··· Data to use ···
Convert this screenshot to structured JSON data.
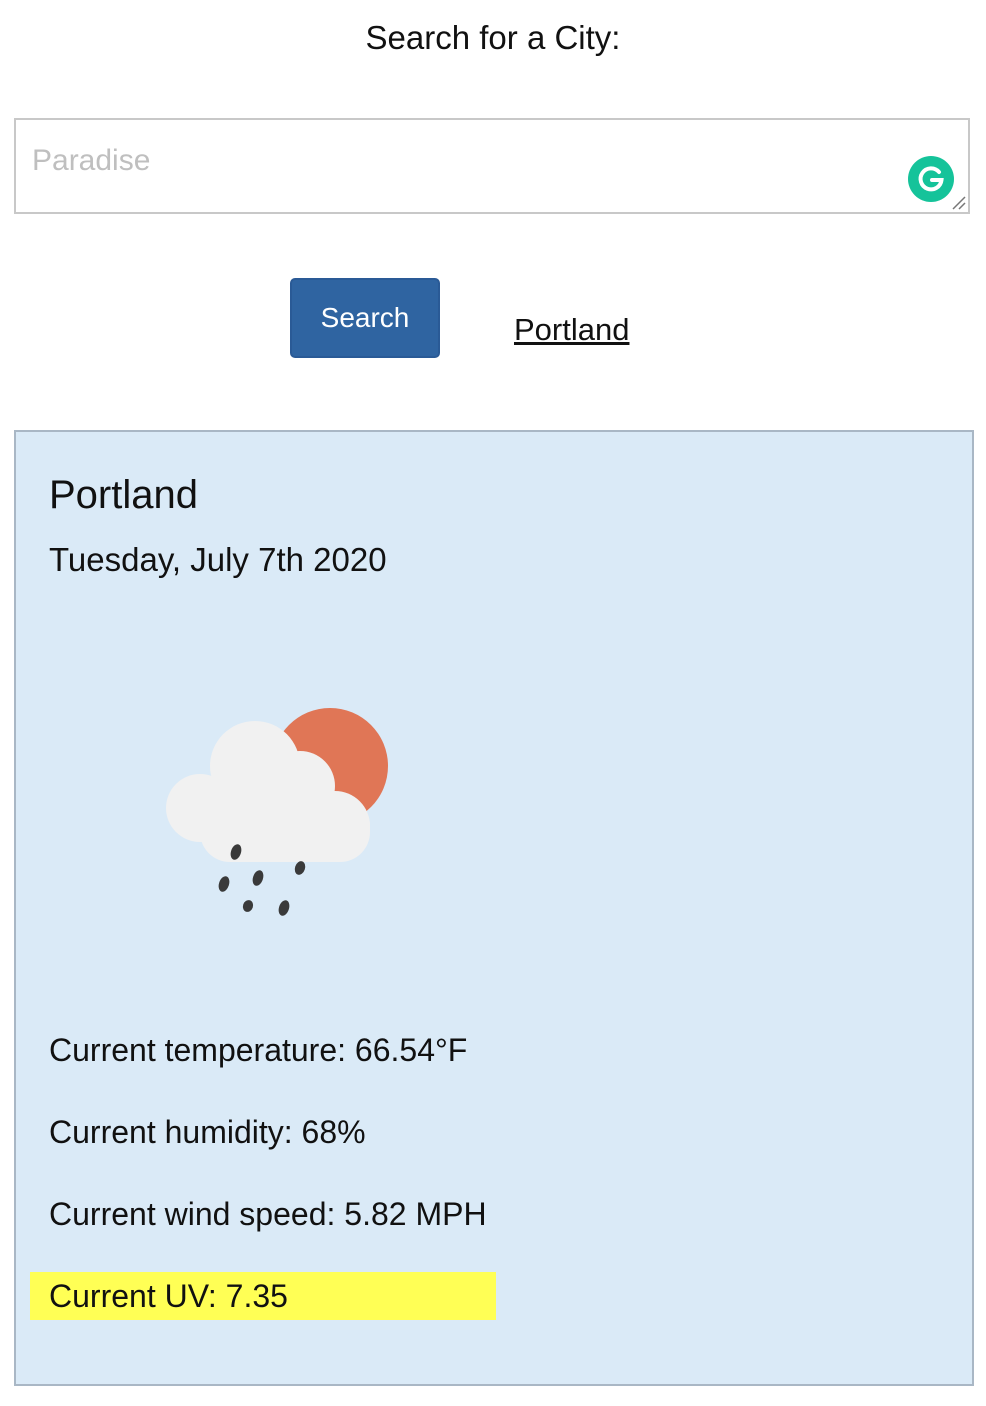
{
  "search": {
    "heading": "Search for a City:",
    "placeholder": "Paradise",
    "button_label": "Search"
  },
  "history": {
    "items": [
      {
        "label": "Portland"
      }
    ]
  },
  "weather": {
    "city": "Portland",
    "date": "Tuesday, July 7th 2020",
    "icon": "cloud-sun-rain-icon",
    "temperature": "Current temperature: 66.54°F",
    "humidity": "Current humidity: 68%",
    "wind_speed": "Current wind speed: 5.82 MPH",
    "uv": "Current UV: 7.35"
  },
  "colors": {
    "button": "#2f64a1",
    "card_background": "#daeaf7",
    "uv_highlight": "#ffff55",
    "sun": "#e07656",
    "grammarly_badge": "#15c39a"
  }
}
···
··· Data to use ···
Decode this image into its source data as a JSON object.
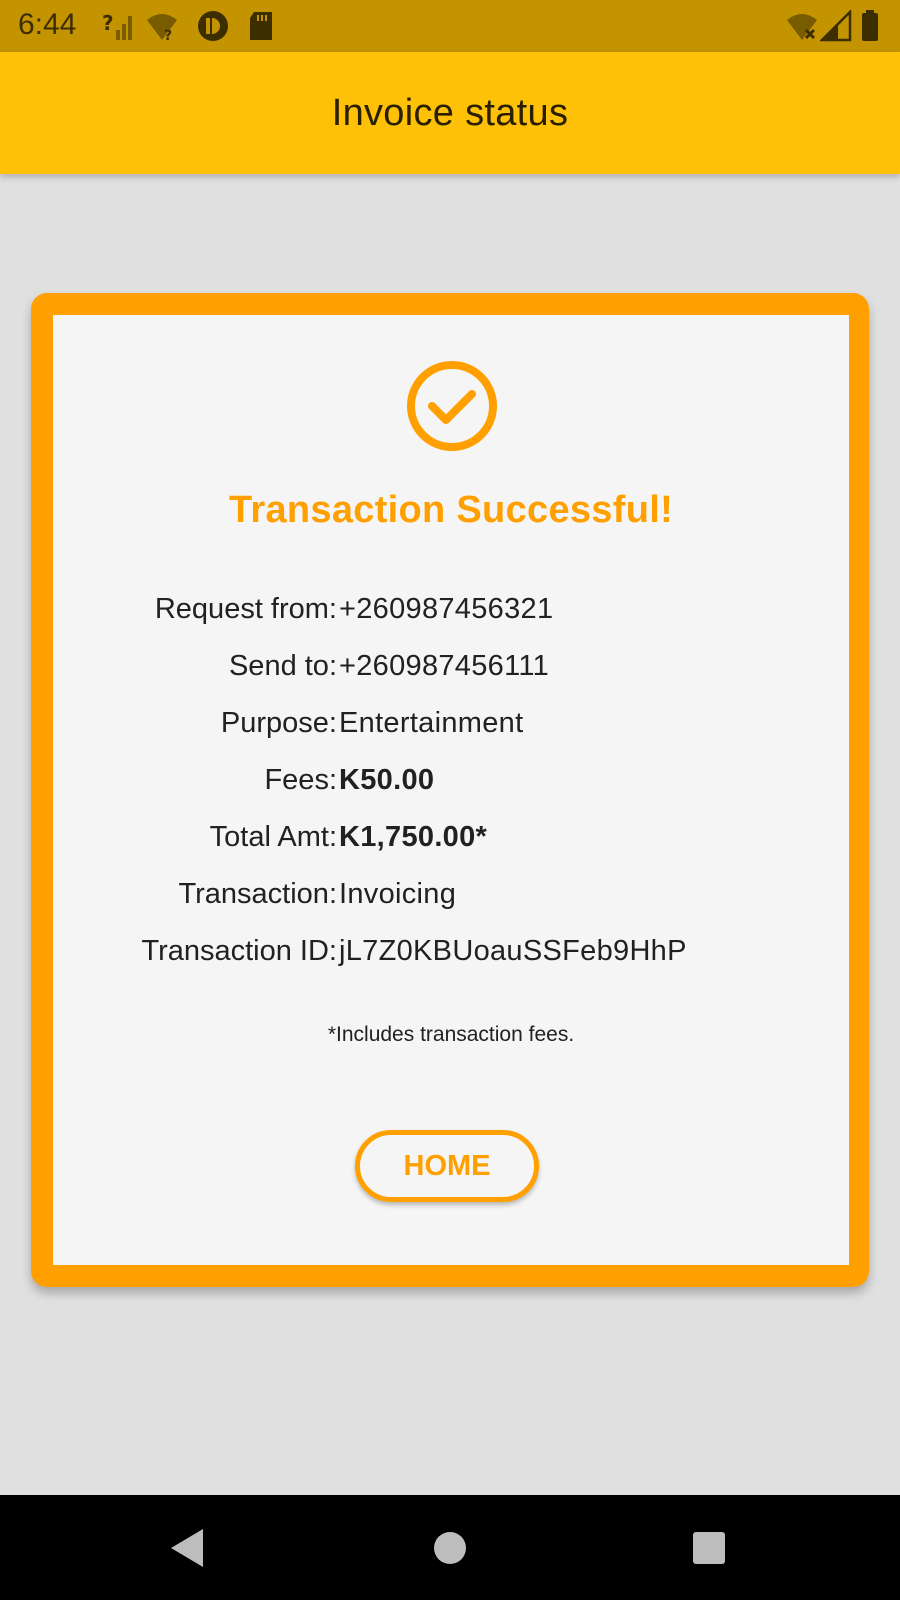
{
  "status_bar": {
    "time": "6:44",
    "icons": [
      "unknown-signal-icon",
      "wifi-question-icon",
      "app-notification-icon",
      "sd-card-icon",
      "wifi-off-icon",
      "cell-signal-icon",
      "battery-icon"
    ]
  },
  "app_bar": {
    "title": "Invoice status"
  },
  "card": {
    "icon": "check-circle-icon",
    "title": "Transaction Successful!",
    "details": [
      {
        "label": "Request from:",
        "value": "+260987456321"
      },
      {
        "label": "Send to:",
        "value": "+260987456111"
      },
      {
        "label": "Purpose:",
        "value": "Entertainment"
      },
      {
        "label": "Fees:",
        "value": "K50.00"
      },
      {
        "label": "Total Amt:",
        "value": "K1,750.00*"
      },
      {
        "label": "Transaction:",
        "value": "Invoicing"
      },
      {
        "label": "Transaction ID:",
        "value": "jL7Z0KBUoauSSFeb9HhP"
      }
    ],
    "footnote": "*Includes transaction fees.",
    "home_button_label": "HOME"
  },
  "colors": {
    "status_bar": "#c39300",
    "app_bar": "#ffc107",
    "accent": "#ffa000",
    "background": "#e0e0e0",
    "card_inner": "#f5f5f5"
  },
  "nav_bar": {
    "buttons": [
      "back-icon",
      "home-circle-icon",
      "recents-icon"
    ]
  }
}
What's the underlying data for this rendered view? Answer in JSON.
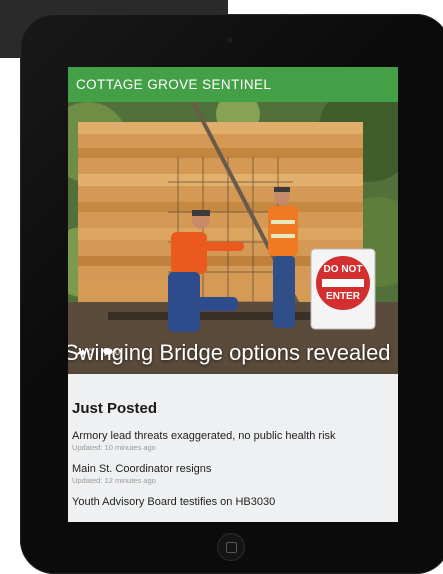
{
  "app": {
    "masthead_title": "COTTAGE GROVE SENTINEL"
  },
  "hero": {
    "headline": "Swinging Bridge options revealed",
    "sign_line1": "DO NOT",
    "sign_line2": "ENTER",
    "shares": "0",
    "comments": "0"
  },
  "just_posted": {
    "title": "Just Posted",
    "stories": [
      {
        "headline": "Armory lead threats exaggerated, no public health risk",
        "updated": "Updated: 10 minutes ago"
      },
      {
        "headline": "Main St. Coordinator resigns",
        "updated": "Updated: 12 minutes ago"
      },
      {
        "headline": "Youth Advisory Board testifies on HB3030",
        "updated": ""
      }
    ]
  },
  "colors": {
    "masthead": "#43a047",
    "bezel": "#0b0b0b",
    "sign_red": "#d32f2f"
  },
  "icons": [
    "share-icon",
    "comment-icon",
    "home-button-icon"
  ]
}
···
_What needs to be done:_ Scan the material and collect every line that contains "updated".

_Exercise solution:_
        "updated": "Updated: 10 minutes ago"
        "updated": "Updated: 12 minutes ago"
        "updated": ""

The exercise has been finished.